- **Work to be completed**
Pictures stay out of the copy; output exactly the lines from the one containing "Transcribe this chart's" through the end of the material.
═══ Material provided
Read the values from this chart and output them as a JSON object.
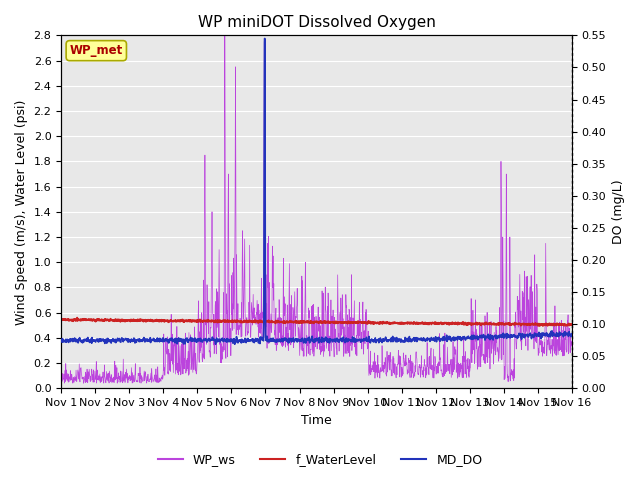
{
  "title": "WP miniDOT Dissolved Oxygen",
  "xlabel": "Time",
  "ylabel_left": "Wind Speed (m/s), Water Level (psi)",
  "ylabel_right": "DO (mg/L)",
  "ylim_left": [
    0.0,
    2.8
  ],
  "ylim_right": [
    0.0,
    0.55
  ],
  "yticks_left": [
    0.0,
    0.2,
    0.4,
    0.6,
    0.8,
    1.0,
    1.2,
    1.4,
    1.6,
    1.8,
    2.0,
    2.2,
    2.4,
    2.6,
    2.8
  ],
  "yticks_right": [
    0.0,
    0.05,
    0.1,
    0.15,
    0.2,
    0.25,
    0.3,
    0.35,
    0.4,
    0.45,
    0.5,
    0.55
  ],
  "xtick_labels": [
    "Nov 1",
    "Nov 2",
    "Nov 3",
    "Nov 4",
    "Nov 5",
    "Nov 6",
    "Nov 7",
    "Nov 8",
    "Nov 9",
    "Nov 10",
    "Nov 11",
    "Nov 12",
    "Nov 13",
    "Nov 14",
    "Nov 15",
    "Nov 16"
  ],
  "num_days": 15,
  "color_ws": "#BB44DD",
  "color_wl": "#CC2222",
  "color_do": "#2233BB",
  "background_color": "#E8E8E8",
  "annotation_text": "WP_met",
  "annotation_box_color": "#FFFF99",
  "annotation_box_edge": "#AAAA00",
  "annotation_text_color": "#AA0000",
  "legend_entries": [
    "WP_ws",
    "f_WaterLevel",
    "MD_DO"
  ],
  "title_fontsize": 11,
  "label_fontsize": 9,
  "tick_fontsize": 8
}
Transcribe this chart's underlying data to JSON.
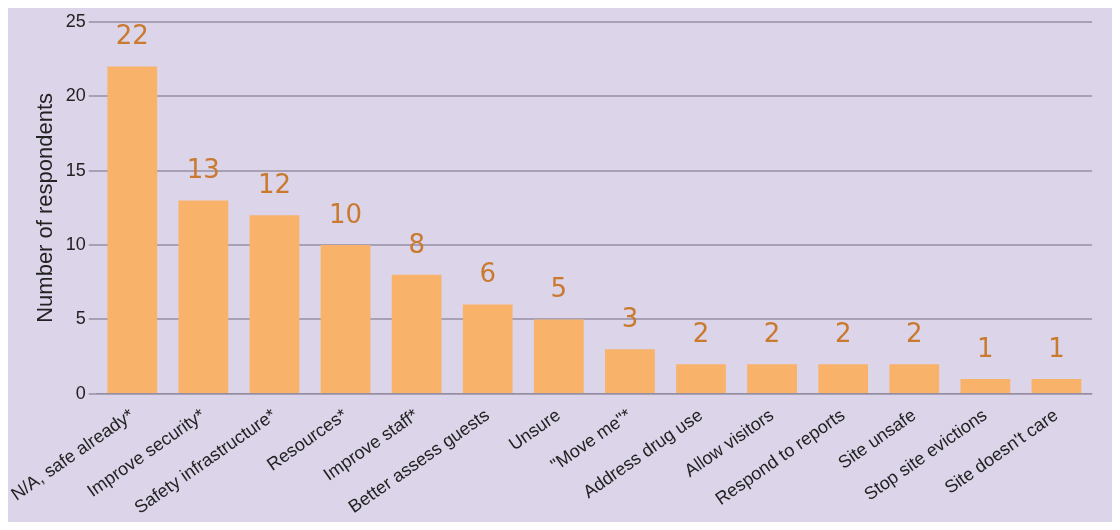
{
  "chart_data": {
    "type": "bar",
    "ylabel": "Number of respondents",
    "categories": [
      "N/A, safe already*",
      "Improve security*",
      "Safety infrastructure*",
      "Resources*",
      "Improve staff*",
      "Better assess guests",
      "Unsure",
      "\"Move me\"*",
      "Address drug use",
      "Allow visitors",
      "Respond to reports",
      "Site unsafe",
      "Stop site evictions",
      "Site doesn't care"
    ],
    "values": [
      22,
      13,
      12,
      10,
      8,
      6,
      5,
      3,
      2,
      2,
      2,
      2,
      1,
      1
    ],
    "color": "#f8b26a",
    "ylim": [
      0,
      25
    ],
    "yticks": [
      0,
      5,
      10,
      15,
      20,
      25
    ],
    "grid": "y",
    "data_labels": true,
    "legend": false
  }
}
══════
- **Task result**
Transcribe this chart's underlying data to JSON.
{
  "chart_data": {
    "type": "bar",
    "ylabel": "Number of respondents",
    "categories": [
      "N/A, safe already*",
      "Improve security*",
      "Safety infrastructure*",
      "Resources*",
      "Improve staff*",
      "Better assess guests",
      "Unsure",
      "\"Move me\"*",
      "Address drug use",
      "Allow visitors",
      "Respond to reports",
      "Site unsafe",
      "Stop site evictions",
      "Site doesn't care"
    ],
    "values": [
      22,
      13,
      12,
      10,
      8,
      6,
      5,
      3,
      2,
      2,
      2,
      2,
      1,
      1
    ],
    "color": "#f8b26a",
    "ylim": [
      0,
      25
    ],
    "yticks": [
      0,
      5,
      10,
      15,
      20,
      25
    ],
    "grid": "y",
    "data_labels": true,
    "legend": false
  }
}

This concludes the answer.